--- Your goal ---
Collect each line containing "Kinetic".

--- Given records ---
====
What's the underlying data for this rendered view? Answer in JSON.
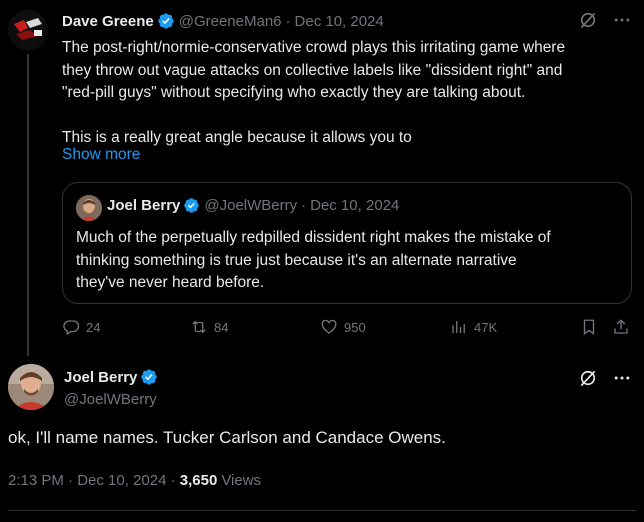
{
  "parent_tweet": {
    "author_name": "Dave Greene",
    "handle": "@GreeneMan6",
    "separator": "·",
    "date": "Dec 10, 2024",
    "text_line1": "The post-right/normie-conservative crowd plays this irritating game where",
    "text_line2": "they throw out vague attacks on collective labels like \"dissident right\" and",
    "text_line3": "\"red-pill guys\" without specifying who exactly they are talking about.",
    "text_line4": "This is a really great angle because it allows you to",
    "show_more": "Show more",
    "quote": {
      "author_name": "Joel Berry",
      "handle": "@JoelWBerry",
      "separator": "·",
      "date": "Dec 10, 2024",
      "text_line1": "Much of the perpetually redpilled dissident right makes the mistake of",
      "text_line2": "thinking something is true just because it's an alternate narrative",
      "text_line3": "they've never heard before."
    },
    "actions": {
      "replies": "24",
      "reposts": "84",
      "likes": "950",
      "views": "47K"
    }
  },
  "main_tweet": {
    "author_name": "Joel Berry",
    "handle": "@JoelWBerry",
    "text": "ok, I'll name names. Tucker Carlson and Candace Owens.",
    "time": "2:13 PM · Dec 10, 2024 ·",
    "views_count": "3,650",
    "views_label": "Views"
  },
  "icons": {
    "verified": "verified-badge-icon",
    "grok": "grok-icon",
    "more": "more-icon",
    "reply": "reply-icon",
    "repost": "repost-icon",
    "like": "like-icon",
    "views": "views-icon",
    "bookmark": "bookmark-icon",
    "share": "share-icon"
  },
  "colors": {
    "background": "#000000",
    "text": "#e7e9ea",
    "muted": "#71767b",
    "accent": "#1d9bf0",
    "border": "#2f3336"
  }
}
====
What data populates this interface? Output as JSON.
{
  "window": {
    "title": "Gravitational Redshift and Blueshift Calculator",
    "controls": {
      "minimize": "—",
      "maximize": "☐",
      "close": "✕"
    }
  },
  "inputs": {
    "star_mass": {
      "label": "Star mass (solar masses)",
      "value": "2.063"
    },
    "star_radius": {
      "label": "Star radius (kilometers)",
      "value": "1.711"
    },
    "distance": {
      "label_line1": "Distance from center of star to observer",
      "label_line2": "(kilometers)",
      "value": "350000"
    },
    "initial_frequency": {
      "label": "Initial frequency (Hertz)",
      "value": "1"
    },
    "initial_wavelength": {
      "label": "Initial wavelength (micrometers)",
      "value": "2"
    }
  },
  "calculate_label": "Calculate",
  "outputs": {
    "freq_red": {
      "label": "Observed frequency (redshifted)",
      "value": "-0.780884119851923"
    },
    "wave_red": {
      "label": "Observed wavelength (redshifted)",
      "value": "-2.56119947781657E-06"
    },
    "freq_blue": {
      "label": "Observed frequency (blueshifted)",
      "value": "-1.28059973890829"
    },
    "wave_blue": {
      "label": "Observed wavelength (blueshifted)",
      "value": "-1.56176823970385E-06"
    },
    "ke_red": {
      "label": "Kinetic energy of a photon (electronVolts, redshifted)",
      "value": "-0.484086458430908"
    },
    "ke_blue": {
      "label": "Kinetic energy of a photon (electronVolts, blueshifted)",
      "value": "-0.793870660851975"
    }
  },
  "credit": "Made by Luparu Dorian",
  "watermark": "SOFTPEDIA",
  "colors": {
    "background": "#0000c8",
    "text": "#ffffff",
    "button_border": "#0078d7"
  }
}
====
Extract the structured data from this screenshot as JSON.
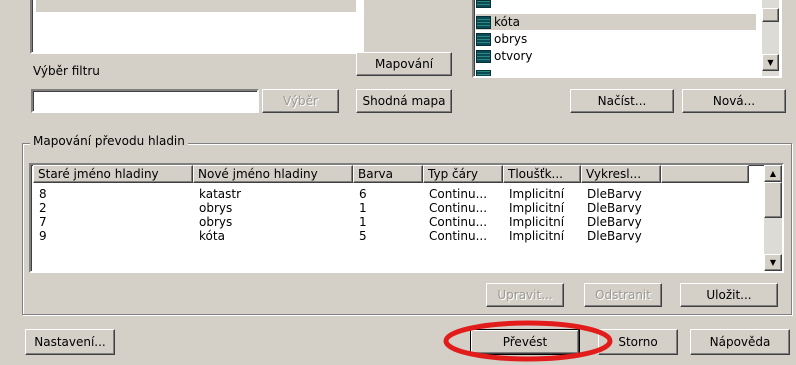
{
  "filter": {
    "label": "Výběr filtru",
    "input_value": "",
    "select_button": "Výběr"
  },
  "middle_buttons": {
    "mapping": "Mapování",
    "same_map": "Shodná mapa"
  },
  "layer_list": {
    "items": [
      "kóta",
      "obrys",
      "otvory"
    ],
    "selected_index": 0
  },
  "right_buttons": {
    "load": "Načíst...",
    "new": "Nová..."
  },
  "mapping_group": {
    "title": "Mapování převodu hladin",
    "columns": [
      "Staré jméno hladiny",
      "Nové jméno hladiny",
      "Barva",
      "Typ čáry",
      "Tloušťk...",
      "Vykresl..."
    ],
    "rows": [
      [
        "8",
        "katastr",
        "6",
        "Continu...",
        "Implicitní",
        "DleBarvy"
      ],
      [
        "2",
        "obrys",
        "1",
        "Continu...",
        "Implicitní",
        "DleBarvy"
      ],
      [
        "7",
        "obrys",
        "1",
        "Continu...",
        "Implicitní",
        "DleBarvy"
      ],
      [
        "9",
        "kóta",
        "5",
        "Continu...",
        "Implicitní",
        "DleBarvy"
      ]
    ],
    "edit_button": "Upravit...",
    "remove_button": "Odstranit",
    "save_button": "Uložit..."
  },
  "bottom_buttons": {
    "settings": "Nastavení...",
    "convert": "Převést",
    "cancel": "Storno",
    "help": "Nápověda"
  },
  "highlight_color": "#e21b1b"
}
====
--- Correct output ---
      "label": "Kinetic energy of a photon (electronVolts, redshifted)",
      "label": "Kinetic energy of a photon (electronVolts, blueshifted)",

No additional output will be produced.